-- BEGIN --
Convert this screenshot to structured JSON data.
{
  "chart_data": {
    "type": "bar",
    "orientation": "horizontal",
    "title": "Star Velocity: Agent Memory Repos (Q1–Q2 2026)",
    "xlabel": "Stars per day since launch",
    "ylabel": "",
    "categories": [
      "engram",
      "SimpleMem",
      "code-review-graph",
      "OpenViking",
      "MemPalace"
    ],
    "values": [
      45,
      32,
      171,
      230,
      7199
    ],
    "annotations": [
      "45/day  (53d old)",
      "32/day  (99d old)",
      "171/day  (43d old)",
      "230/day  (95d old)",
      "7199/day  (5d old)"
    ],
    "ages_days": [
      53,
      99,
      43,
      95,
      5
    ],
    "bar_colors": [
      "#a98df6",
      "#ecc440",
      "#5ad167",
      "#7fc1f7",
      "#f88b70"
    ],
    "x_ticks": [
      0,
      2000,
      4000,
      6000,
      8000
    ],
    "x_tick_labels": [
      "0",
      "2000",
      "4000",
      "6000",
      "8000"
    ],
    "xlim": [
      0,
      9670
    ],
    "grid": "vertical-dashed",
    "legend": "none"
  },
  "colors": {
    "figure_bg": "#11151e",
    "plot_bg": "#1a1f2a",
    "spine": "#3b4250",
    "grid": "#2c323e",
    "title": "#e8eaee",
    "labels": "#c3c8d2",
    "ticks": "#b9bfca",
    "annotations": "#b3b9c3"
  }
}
-- END --
Pull out each line of the records holding the string "title".

    "title": "Star Velocity: Agent Memory Repos (Q1–Q2 2026)",
    "title": "#e8eaee",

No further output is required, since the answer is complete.